AVAILABLE DATA =>
· · · · ·
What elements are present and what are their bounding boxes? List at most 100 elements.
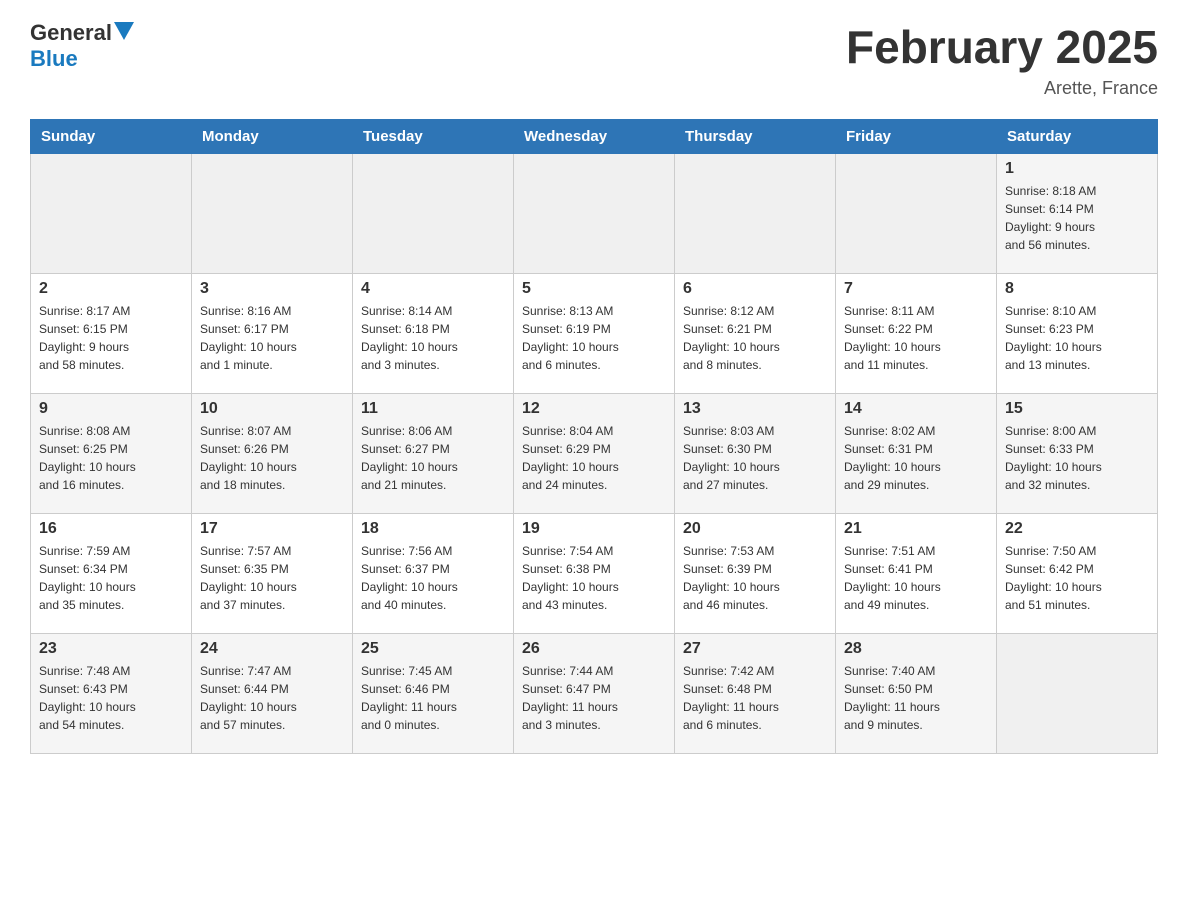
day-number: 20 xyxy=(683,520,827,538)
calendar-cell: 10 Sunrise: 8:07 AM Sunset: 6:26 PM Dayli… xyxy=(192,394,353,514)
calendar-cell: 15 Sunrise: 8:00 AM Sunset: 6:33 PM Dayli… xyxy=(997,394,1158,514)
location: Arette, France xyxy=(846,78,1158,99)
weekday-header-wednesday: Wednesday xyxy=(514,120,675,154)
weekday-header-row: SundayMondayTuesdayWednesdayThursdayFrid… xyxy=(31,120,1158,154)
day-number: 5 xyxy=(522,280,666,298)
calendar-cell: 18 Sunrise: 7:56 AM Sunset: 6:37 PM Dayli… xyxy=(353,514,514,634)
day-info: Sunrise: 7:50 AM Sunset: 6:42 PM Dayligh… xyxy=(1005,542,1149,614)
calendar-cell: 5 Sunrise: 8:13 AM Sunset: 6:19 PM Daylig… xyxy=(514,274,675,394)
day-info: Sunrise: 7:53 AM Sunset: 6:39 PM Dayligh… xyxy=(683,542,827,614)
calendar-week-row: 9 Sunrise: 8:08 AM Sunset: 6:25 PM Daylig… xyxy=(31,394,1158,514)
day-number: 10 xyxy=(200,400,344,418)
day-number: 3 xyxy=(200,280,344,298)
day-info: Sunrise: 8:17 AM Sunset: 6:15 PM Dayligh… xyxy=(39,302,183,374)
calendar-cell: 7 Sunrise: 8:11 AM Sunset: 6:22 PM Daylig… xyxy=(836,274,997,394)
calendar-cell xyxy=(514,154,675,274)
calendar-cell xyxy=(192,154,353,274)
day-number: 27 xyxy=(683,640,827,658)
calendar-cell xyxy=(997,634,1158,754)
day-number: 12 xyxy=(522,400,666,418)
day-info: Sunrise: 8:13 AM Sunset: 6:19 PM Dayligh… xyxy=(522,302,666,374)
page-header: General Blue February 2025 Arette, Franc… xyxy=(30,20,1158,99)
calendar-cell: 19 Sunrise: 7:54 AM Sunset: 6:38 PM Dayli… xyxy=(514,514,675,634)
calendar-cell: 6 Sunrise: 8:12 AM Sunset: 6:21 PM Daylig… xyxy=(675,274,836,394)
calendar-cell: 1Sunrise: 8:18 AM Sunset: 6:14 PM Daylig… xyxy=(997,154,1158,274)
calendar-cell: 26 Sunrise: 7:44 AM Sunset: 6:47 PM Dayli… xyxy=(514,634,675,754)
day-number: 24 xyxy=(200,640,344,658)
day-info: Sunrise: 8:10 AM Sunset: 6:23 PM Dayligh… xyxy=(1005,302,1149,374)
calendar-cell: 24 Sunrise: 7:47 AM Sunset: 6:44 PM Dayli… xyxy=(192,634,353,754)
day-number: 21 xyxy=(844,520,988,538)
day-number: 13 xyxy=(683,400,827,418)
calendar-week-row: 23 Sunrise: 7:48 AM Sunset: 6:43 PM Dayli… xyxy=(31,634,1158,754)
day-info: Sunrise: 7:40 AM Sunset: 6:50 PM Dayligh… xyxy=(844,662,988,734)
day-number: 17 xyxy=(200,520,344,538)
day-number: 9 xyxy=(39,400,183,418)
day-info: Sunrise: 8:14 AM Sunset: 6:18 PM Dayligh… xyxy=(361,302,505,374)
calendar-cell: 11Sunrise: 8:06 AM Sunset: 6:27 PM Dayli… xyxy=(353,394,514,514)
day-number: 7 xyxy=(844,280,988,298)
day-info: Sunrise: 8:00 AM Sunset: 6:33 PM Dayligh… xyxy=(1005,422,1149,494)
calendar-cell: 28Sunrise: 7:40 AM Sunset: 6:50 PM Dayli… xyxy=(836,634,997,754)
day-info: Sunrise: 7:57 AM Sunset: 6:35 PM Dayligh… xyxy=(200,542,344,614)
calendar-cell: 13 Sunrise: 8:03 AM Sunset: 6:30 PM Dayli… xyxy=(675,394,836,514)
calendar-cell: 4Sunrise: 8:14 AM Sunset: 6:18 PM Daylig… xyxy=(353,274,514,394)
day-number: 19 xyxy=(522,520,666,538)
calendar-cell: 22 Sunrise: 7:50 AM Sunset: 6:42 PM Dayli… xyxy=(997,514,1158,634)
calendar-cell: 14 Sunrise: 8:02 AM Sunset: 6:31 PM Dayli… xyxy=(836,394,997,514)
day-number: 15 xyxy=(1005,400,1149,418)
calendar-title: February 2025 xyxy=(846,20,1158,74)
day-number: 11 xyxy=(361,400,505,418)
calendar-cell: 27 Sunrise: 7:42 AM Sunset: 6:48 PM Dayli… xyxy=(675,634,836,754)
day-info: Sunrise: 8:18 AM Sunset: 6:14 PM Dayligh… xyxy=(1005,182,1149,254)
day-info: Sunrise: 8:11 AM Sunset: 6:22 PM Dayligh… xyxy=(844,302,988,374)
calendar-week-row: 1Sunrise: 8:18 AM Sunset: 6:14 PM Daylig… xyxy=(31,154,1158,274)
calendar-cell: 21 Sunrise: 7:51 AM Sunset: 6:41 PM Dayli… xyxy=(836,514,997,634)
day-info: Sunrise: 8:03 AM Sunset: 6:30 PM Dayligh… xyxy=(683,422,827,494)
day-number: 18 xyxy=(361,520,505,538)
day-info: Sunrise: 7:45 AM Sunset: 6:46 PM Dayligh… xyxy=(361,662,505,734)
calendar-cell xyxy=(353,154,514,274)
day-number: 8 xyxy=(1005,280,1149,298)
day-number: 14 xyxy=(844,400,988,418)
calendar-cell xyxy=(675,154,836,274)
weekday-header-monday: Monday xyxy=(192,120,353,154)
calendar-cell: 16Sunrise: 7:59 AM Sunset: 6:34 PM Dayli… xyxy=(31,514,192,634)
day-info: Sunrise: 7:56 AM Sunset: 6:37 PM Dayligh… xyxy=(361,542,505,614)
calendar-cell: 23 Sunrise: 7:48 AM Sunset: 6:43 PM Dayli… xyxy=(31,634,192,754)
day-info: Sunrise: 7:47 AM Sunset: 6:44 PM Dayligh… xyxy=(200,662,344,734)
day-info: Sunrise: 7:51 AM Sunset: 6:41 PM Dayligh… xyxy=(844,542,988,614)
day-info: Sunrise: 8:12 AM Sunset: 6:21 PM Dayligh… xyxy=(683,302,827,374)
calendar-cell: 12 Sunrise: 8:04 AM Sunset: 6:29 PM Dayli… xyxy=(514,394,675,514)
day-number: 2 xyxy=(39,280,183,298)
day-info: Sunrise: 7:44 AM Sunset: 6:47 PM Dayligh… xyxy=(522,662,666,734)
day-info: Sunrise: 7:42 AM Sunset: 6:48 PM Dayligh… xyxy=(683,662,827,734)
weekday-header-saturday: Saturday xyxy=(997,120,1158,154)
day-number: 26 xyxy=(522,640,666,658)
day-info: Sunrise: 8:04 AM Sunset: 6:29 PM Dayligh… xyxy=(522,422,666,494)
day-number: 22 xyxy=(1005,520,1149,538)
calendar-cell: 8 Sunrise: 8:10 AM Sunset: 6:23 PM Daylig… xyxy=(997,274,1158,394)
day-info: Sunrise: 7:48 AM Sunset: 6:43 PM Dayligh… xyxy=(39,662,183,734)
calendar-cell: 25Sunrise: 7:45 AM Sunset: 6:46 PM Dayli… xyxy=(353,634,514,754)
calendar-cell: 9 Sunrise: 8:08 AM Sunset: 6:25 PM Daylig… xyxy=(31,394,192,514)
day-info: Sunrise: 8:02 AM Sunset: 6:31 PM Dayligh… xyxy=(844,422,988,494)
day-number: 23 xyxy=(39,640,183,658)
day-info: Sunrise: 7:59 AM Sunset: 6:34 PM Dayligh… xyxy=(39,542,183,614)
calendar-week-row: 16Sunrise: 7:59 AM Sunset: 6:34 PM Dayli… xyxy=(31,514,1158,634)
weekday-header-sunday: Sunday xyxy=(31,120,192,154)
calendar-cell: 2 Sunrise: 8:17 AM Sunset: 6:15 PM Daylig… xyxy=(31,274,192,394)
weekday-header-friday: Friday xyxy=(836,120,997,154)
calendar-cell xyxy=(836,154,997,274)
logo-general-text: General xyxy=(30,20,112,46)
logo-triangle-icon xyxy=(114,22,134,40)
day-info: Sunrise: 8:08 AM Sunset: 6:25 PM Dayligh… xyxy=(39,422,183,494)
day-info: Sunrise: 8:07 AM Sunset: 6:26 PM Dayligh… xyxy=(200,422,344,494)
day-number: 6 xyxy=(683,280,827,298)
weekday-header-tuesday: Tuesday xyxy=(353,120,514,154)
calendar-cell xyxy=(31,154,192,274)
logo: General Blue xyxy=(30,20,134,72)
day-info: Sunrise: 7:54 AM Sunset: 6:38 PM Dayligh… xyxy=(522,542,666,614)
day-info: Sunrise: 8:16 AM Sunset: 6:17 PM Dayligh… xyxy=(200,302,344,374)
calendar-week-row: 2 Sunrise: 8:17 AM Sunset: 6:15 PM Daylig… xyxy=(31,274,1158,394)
· · · · ·
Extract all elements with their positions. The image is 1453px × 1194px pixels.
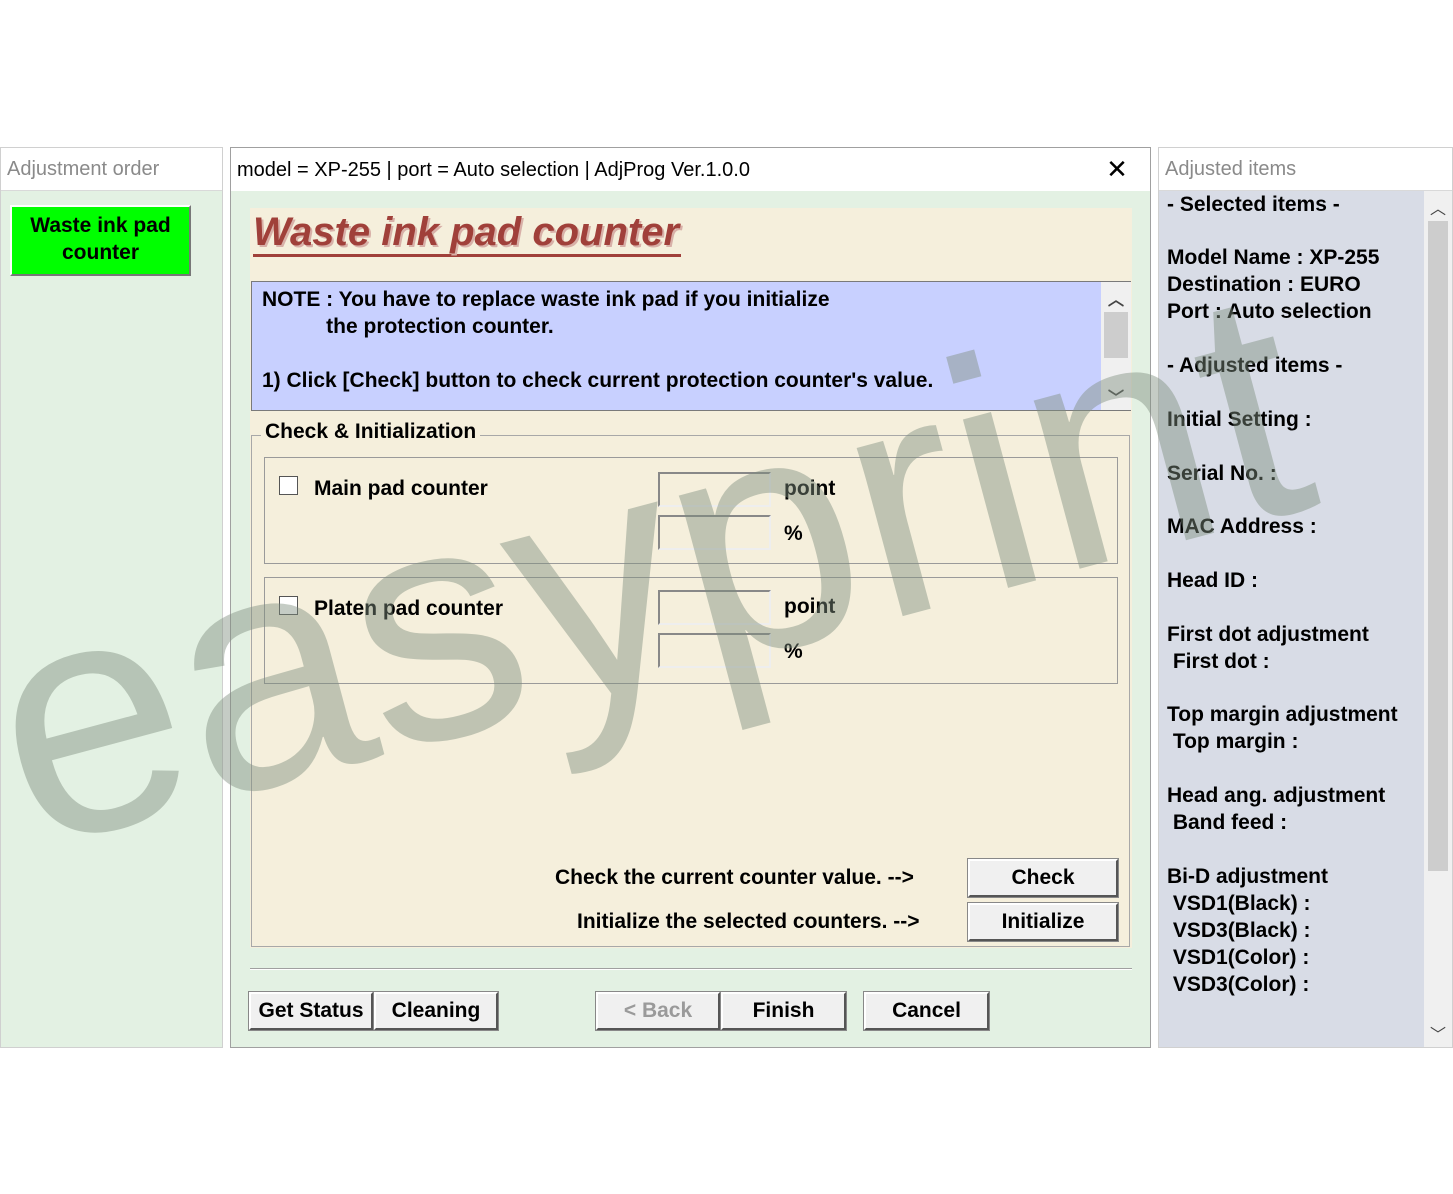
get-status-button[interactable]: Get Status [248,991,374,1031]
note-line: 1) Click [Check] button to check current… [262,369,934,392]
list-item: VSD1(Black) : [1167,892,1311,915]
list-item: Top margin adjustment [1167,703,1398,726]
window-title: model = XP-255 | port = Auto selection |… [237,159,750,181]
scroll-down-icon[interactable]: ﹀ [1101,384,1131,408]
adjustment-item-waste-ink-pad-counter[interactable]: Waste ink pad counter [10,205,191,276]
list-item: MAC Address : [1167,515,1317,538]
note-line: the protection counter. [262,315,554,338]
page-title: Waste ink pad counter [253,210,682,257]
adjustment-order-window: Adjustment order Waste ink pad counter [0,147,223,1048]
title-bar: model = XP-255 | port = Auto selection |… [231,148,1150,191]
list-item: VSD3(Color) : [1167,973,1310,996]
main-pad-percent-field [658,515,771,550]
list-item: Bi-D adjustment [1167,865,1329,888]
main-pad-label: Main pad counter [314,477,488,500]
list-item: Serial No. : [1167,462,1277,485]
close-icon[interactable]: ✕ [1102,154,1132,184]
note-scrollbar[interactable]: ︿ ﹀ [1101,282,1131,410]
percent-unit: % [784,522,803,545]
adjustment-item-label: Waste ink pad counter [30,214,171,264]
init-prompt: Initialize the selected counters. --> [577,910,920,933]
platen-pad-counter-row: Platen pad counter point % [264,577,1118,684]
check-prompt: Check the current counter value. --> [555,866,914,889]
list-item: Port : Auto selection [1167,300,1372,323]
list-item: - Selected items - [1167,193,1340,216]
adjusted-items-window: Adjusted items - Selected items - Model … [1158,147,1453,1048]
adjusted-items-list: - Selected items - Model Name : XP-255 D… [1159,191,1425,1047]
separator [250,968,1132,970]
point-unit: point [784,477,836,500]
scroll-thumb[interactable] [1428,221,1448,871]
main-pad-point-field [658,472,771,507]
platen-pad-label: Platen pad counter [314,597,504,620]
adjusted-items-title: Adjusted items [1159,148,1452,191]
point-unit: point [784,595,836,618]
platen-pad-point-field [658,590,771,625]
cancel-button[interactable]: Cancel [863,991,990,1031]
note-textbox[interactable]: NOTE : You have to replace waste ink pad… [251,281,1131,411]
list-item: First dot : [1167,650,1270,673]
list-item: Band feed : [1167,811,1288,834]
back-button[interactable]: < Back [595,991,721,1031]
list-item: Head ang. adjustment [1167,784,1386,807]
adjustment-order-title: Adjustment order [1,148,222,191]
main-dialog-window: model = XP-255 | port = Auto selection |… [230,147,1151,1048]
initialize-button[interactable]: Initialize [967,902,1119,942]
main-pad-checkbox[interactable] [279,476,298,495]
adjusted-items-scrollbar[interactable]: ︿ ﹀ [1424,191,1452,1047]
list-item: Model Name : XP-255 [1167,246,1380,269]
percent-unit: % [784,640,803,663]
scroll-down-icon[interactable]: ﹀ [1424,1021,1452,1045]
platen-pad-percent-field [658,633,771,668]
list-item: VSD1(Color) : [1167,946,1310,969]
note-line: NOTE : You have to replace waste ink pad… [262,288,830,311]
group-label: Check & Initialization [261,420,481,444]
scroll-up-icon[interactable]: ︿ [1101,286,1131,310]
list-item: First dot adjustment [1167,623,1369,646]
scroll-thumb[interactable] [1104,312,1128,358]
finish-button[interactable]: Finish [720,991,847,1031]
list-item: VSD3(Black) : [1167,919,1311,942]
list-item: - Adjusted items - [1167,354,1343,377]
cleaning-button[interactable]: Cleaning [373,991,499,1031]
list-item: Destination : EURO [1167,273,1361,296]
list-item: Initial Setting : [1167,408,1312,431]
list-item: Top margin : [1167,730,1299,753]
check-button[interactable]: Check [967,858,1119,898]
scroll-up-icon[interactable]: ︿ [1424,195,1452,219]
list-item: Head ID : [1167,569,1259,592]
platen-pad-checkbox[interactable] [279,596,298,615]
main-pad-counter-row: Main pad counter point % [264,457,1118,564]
· · · · ·
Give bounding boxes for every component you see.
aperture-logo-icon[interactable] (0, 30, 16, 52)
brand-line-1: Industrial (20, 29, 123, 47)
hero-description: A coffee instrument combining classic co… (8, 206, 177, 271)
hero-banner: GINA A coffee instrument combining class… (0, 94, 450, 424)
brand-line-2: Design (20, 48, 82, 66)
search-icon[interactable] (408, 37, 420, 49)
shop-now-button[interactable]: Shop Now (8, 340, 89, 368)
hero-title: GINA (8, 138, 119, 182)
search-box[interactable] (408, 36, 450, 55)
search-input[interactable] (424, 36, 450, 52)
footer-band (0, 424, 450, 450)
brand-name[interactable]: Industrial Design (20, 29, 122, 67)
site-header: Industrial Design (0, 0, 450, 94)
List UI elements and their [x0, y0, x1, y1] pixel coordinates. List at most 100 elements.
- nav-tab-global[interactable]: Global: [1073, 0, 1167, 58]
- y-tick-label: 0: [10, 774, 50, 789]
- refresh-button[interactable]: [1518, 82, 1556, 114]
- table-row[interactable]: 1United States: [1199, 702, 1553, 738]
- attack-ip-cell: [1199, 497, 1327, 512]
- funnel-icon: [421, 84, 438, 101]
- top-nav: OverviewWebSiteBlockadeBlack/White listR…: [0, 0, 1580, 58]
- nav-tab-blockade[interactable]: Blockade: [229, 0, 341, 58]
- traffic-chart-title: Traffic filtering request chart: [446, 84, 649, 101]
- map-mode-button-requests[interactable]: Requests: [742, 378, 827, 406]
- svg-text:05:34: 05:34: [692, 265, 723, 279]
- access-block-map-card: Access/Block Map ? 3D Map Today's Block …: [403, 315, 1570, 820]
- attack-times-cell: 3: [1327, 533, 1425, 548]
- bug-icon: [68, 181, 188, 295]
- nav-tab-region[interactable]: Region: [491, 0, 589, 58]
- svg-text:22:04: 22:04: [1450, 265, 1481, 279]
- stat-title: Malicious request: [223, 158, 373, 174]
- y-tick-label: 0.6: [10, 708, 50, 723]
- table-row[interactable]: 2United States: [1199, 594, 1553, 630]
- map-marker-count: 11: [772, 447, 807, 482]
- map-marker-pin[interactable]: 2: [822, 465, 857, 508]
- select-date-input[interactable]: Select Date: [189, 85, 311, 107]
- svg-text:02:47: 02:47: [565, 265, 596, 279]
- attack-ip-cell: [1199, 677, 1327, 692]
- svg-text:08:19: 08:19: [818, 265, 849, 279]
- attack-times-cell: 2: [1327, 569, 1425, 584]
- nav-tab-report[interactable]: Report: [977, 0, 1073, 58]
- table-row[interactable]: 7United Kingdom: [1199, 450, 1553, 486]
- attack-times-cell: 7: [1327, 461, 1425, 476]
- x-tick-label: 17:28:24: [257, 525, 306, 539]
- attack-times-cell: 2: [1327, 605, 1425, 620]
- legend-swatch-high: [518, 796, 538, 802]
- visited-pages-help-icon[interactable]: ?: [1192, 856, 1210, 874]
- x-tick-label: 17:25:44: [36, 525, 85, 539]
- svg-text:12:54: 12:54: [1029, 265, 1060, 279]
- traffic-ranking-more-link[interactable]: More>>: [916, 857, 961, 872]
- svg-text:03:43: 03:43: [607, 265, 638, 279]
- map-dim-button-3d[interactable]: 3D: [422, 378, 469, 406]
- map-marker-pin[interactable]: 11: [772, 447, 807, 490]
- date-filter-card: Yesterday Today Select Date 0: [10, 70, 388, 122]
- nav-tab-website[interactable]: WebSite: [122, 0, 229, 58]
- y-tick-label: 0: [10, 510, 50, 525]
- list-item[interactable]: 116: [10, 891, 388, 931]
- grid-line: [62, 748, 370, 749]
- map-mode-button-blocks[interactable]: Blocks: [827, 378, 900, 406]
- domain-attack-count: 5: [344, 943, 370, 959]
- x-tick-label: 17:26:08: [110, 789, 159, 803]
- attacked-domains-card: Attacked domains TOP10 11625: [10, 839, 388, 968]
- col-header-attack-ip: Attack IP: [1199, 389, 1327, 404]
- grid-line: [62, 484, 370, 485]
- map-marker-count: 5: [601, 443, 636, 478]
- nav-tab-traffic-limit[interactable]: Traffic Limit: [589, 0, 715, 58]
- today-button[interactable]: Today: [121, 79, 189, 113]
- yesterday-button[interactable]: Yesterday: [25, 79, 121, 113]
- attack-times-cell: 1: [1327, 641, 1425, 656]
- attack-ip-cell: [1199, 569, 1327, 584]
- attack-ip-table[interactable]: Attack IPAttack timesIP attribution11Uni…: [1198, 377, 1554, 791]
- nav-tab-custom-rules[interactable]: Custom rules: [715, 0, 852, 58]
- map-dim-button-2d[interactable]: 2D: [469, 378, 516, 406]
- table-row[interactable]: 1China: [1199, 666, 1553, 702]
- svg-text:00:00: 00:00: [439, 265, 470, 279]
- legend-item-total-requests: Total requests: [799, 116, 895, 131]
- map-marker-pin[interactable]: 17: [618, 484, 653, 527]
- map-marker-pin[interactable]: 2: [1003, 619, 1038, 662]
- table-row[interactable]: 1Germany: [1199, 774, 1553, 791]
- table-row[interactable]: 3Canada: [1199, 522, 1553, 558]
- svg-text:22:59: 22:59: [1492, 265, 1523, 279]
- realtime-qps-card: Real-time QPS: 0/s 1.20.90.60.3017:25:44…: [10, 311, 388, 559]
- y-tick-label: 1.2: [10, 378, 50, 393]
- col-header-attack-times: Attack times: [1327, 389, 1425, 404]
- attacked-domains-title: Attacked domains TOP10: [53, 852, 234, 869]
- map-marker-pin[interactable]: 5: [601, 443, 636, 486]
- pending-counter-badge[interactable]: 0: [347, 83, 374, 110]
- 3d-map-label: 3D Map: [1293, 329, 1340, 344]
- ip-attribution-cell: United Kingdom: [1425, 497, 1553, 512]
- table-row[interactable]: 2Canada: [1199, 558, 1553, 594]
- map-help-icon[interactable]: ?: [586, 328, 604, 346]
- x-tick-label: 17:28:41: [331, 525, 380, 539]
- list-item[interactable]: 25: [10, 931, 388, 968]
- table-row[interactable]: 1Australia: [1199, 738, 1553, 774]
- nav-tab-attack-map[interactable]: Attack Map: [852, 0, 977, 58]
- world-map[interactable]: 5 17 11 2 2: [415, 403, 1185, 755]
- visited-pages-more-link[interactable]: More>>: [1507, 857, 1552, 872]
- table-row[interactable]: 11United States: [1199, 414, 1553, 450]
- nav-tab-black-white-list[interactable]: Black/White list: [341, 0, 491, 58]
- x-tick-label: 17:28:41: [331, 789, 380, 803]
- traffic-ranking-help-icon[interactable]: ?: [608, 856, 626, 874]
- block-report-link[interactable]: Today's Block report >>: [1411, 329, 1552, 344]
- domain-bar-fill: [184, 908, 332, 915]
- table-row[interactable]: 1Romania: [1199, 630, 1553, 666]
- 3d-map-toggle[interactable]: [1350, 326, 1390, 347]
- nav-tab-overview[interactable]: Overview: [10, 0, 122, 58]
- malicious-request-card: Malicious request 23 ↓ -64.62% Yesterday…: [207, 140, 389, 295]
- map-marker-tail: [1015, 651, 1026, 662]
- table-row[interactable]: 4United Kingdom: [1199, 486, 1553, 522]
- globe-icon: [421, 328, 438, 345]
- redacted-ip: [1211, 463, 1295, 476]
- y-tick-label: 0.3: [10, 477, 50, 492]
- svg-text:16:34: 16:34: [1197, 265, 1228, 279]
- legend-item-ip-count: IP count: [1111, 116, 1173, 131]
· · · · ·
WHAT NEEDS TO BE DONE =>
Duplicate the rows from the one containing "day-number: 20 xyxy=(683,520,827,538)" through the one containing "calendar-cell: 1Sunrise: 8:18", inclusive, with nothing changed.

SOLUTION =>
day-number: 20 xyxy=(683,520,827,538)
calendar-cell: 10 Sunrise: 8:07 AM Sunset: 6:26 PM Dayli… xyxy=(192,394,353,514)
calendar-cell: 15 Sunrise: 8:00 AM Sunset: 6:33 PM Dayli… xyxy=(997,394,1158,514)
location: Arette, France xyxy=(846,78,1158,99)
weekday-header-wednesday: Wednesday xyxy=(514,120,675,154)
weekday-header-row: SundayMondayTuesdayWednesdayThursdayFrid… xyxy=(31,120,1158,154)
day-number: 5 xyxy=(522,280,666,298)
calendar-cell: 18 Sunrise: 7:56 AM Sunset: 6:37 PM Dayli… xyxy=(353,514,514,634)
day-info: Sunrise: 7:50 AM Sunset: 6:42 PM Dayligh… xyxy=(1005,542,1149,614)
calendar-cell: 5 Sunrise: 8:13 AM Sunset: 6:19 PM Daylig… xyxy=(514,274,675,394)
day-info: Sunrise: 7:53 AM Sunset: 6:39 PM Dayligh… xyxy=(683,542,827,614)
calendar-week-row: 9 Sunrise: 8:08 AM Sunset: 6:25 PM Daylig… xyxy=(31,394,1158,514)
day-number: 10 xyxy=(200,400,344,418)
day-number: 3 xyxy=(200,280,344,298)
day-info: Sunrise: 8:17 AM Sunset: 6:15 PM Dayligh… xyxy=(39,302,183,374)
calendar-cell: 7 Sunrise: 8:11 AM Sunset: 6:22 PM Daylig… xyxy=(836,274,997,394)
calendar-cell xyxy=(514,154,675,274)
calendar-cell xyxy=(192,154,353,274)
day-number: 27 xyxy=(683,640,827,658)
calendar-cell xyxy=(997,634,1158,754)
day-number: 12 xyxy=(522,400,666,418)
day-info: Sunrise: 8:13 AM Sunset: 6:19 PM Dayligh… xyxy=(522,302,666,374)
page-header: General Blue February 2025 Arette, Franc… xyxy=(30,20,1158,99)
calendar-cell: 19 Sunrise: 7:54 AM Sunset: 6:38 PM Dayli… xyxy=(514,514,675,634)
calendar-cell: 6 Sunrise: 8:12 AM Sunset: 6:21 PM Daylig… xyxy=(675,274,836,394)
calendar-cell: 1Sunrise: 8:18 AM Sunset: 6:14 PM Daylig… xyxy=(997,154,1158,274)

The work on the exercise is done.